■ **WHAT TO DO**
Work through the listing below and count the lines that hold "Users". Answer with the number alone.

========================================================================

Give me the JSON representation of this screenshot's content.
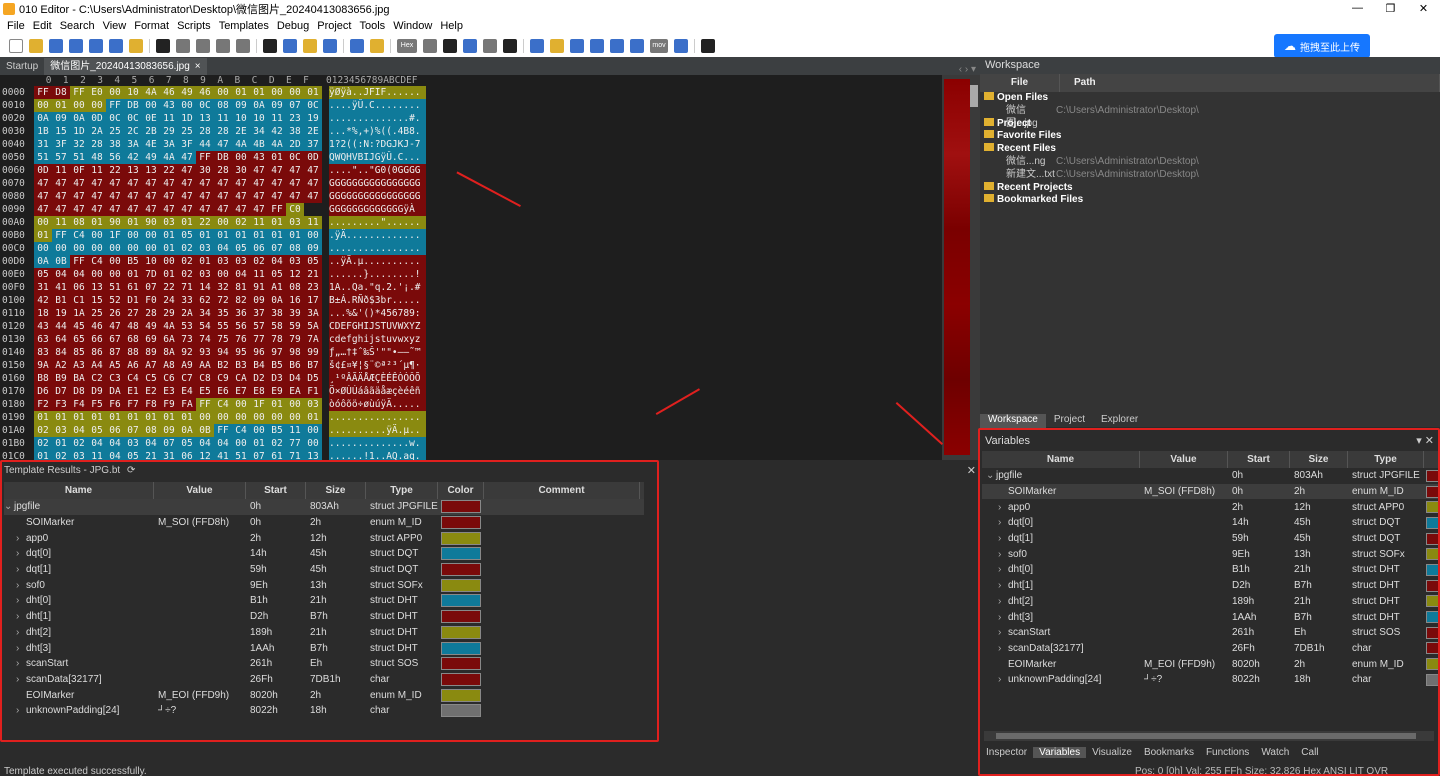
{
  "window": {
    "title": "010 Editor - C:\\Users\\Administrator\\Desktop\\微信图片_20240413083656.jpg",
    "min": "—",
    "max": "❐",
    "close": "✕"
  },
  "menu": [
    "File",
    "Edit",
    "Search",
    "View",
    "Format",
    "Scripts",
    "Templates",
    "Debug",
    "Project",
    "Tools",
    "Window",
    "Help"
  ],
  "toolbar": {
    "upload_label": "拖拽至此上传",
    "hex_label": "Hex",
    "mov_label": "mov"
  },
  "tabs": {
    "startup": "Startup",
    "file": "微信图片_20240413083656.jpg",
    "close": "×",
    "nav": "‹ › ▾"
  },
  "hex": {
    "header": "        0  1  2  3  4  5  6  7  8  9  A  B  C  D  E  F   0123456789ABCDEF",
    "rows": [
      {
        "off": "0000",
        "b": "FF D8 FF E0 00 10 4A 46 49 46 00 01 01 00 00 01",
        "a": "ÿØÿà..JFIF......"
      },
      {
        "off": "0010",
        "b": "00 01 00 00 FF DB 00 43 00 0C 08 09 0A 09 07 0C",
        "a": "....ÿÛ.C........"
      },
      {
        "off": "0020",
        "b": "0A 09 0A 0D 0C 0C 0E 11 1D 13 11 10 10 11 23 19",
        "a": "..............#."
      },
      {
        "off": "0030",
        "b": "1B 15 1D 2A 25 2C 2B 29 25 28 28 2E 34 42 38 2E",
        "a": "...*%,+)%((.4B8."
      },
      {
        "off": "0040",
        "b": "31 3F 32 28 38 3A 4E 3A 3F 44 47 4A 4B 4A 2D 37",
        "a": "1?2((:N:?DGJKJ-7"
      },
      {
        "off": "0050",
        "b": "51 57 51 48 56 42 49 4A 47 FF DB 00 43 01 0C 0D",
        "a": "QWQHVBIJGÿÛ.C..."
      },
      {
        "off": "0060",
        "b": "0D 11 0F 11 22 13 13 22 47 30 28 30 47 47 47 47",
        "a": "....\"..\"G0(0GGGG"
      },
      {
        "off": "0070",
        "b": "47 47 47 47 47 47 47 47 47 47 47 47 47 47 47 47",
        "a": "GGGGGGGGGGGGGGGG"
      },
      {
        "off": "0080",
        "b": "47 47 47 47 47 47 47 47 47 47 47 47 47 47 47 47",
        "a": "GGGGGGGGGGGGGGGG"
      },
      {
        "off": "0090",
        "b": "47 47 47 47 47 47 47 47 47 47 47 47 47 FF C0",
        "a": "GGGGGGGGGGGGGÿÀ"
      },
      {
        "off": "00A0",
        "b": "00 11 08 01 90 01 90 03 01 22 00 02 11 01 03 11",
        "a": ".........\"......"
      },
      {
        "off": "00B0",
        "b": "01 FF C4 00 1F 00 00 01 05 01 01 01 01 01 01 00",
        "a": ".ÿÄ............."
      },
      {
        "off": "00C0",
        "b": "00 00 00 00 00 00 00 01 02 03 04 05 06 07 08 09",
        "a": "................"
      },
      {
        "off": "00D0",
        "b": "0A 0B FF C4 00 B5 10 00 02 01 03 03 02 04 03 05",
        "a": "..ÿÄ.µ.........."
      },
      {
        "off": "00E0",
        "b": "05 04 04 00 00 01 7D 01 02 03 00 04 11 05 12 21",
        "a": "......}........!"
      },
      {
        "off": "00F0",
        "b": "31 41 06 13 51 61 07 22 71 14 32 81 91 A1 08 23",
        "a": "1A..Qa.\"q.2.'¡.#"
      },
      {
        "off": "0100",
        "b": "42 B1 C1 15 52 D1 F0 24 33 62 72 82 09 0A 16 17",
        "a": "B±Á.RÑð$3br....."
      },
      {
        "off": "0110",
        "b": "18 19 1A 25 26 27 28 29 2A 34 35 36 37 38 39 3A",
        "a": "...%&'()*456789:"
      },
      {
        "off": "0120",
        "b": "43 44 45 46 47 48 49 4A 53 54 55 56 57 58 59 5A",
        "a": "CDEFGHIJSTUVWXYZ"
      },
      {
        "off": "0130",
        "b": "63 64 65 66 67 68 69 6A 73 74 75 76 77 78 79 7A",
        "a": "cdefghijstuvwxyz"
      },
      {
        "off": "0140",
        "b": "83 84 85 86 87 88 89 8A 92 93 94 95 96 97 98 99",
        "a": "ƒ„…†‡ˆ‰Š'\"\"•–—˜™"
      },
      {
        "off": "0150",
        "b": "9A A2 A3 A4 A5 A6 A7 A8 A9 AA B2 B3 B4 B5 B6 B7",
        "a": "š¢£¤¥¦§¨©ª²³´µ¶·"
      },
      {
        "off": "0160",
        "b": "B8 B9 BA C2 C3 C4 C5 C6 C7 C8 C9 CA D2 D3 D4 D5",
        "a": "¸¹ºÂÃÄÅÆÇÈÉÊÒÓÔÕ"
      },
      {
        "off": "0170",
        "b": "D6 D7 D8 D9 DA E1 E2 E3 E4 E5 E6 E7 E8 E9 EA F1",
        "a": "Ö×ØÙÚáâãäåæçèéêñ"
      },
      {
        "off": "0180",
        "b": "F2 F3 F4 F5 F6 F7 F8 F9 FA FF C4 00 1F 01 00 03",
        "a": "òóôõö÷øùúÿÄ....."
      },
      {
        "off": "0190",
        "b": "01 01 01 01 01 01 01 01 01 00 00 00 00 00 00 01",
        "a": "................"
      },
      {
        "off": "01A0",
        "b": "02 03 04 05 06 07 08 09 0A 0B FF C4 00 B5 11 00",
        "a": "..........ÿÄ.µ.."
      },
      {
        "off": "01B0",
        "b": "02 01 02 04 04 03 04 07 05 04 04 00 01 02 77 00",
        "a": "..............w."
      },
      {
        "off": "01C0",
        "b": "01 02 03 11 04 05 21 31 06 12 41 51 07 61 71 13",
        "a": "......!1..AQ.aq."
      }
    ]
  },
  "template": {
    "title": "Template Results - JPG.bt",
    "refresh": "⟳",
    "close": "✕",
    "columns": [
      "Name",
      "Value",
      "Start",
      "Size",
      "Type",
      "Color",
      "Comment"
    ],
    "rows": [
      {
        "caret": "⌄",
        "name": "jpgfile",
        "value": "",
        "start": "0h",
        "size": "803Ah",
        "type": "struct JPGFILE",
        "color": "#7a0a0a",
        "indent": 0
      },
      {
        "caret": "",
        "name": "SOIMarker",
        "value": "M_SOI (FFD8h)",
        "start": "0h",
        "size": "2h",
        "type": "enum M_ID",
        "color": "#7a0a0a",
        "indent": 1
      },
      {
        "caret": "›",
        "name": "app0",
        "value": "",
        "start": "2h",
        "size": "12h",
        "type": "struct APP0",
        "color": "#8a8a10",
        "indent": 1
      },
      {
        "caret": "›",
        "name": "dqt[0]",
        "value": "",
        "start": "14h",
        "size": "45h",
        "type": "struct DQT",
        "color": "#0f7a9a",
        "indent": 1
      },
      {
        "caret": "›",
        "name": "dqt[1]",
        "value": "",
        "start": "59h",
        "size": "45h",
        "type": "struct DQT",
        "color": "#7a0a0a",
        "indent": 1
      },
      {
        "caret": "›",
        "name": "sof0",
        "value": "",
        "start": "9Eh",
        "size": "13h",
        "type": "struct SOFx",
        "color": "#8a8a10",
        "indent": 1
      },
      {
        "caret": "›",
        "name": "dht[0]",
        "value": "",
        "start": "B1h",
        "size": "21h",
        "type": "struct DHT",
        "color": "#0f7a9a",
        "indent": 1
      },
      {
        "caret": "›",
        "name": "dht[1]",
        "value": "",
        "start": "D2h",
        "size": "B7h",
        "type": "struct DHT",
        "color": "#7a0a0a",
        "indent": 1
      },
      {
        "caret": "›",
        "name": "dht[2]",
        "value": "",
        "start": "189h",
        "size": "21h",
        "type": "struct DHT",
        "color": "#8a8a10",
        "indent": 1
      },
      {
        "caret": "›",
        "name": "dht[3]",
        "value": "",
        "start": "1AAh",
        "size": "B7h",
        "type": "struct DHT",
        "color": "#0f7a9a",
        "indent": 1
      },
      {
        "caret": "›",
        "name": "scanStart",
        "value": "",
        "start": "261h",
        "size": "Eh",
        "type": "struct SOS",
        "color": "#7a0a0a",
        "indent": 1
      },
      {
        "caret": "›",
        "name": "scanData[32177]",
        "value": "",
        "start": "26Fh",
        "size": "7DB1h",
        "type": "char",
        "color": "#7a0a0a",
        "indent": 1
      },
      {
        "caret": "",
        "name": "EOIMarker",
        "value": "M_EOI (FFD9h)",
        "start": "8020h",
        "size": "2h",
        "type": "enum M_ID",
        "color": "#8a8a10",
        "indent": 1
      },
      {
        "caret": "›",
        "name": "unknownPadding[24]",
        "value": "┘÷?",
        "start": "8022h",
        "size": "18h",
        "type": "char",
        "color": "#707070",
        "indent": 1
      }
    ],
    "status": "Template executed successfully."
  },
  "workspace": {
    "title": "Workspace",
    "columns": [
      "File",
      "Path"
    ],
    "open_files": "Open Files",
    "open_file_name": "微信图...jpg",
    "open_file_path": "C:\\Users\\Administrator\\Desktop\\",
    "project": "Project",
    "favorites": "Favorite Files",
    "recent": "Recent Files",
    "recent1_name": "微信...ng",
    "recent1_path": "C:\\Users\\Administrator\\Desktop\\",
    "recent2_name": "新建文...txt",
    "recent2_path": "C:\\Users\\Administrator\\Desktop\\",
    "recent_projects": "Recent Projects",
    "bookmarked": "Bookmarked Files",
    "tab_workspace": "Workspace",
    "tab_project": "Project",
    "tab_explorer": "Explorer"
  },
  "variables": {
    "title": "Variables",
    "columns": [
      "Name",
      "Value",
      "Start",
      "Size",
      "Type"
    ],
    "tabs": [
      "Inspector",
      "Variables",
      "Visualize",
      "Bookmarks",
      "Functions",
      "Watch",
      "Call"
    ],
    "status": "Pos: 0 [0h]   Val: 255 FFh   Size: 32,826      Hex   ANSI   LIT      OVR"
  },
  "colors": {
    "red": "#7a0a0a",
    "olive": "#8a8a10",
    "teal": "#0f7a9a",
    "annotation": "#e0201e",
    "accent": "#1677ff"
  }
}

========================================================================

■ **OUTPUT FOR THIS TASK**
4